▼
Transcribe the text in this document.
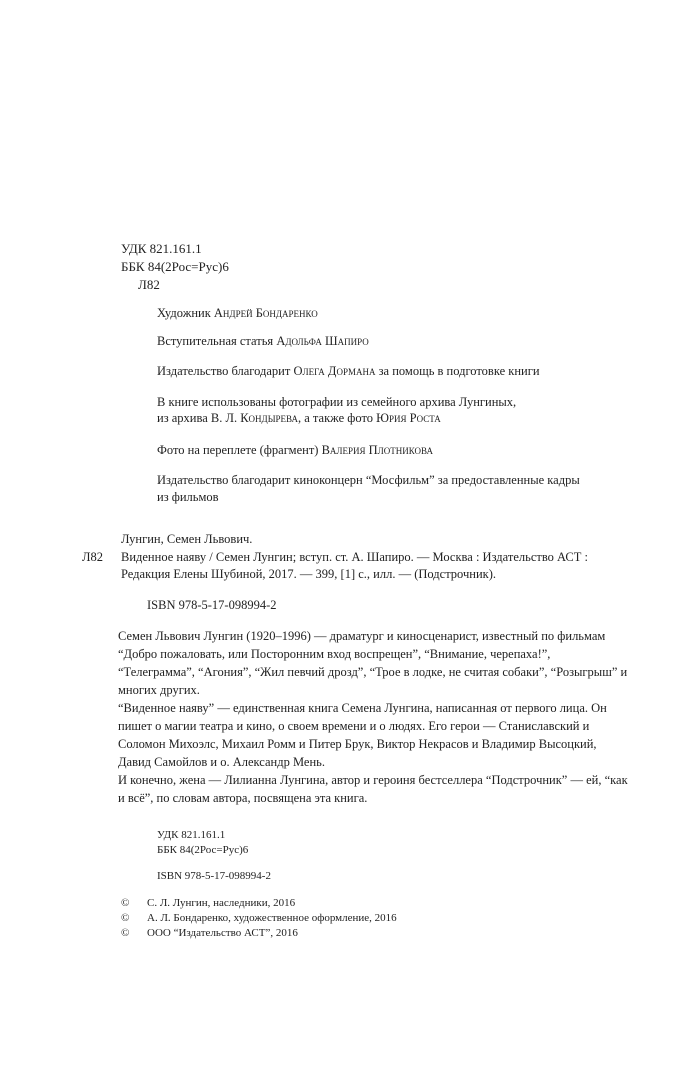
УДК 821.161.1
ББК 84(2Рос=Рус)6
Л82
Художник Андрей Бондаренко
Вступительная статья Адольфа Шапиро
Издательство благодарит Олега Дормана за помощь в подготовке книги
В книге использованы фотографии из семейного архива Лунгиных,
из архива В. Л. Кондырева, а также фото Юрия Роста
Фото на переплете (фрагмент) Валерия Плотникова
Издательство благодарит киноконцерн “Мосфильм” за предоставленные кадры
из фильмов
Лунгин, Семен Львович.
Л82 Виденное наяву / Семен Лунгин; вступ. ст. А. Шапиро. — Москва : Издательство АСТ :
Редакция Елены Шубиной, 2017. — 399, [1] с., илл. — (Подстрочник).
ISBN 978-5-17-098994-2

Семен Львович Лунгин (1920–1996) — драматург и киносценарист, известный по фильмам “Добро пожаловать, или Посторонним вход воспрещен”, “Внимание, черепаха!”, “Телеграмма”, “Агония”, “Жил певчий дрозд”, “Трое в лодке, не считая собаки”, “Розыгрыш” и многих других.

“Виденное наяву” — единственная книга Семена Лунгина, написанная от первого лица. Он пишет о магии театра и кино, о своем времени и о людях. Его герои — Станиславский и Соломон Михоэлс, Михаил Ромм и Питер Брук, Виктор Некрасов и Владимир Высоцкий, Давид Самойлов и о. Александр Мень.

И конечно, жена — Лилианна Лунгина, автор и героиня бестселлера “Подстрочник” — ей, “как и всё”, по словам автора, посвящена эта книга.

УДК 821.161.1
ББК 84(2Рос=Рус)6
ISBN 978-5-17-098994-2
© С. Л. Лунгин, наследники, 2016
© А. Л. Бондаренко, художественное оформление, 2016
© ООО “Издательство АСТ”, 2016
▲
_Work required_
Leave every image out, and retype the material exactly.

_Right answer_
Transcribe the text in this document.
УДК 821.161.1
ББК 84(2Рос=Рус)6
Л82
Художник Андрей Бондаренко
Вступительная статья Адольфа Шапиро
Издательство благодарит Олега Дормана за помощь в подготовке книги
В книге использованы фотографии из семейного архива Лунгиных,
из архива В. Л. Кондырева, а также фото Юрия Роста
Фото на переплете (фрагмент) Валерия Плотникова
Издательство благодарит киноконцерн “Мосфильм” за предоставленные кадры
из фильмов
Лунгин, Семен Львович.
Л82 Виденное наяву / Семен Лунгин; вступ. ст. А. Шапиро. — Москва : Издательство АСТ :
Редакция Елены Шубиной, 2017. — 399, [1] с., илл. — (Подстрочник).
ISBN 978-5-17-098994-2

Семен Львович Лунгин (1920–1996) — драматург и киносценарист, известный по фильмам “Добро пожаловать, или Посторонним вход воспрещен”, “Внимание, черепаха!”, “Телеграмма”, “Агония”, “Жил певчий дрозд”, “Трое в лодке, не считая собаки”, “Розыгрыш” и многих других.

“Виденное наяву” — единственная книга Семена Лунгина, написанная от первого лица. Он пишет о магии театра и кино, о своем времени и о людях. Его герои — Станиславский и Соломон Михоэлс, Михаил Ромм и Питер Брук, Виктор Некрасов и Владимир Высоцкий, Давид Самойлов и о. Александр Мень.

И конечно, жена — Лилианна Лунгина, автор и героиня бестселлера “Подстрочник” — ей, “как и всё”, по словам автора, посвящена эта книга.

УДК 821.161.1
ББК 84(2Рос=Рус)6
ISBN 978-5-17-098994-2
© С. Л. Лунгин, наследники, 2016
© А. Л. Бондаренко, художественное оформление, 2016
© ООО “Издательство АСТ”, 2016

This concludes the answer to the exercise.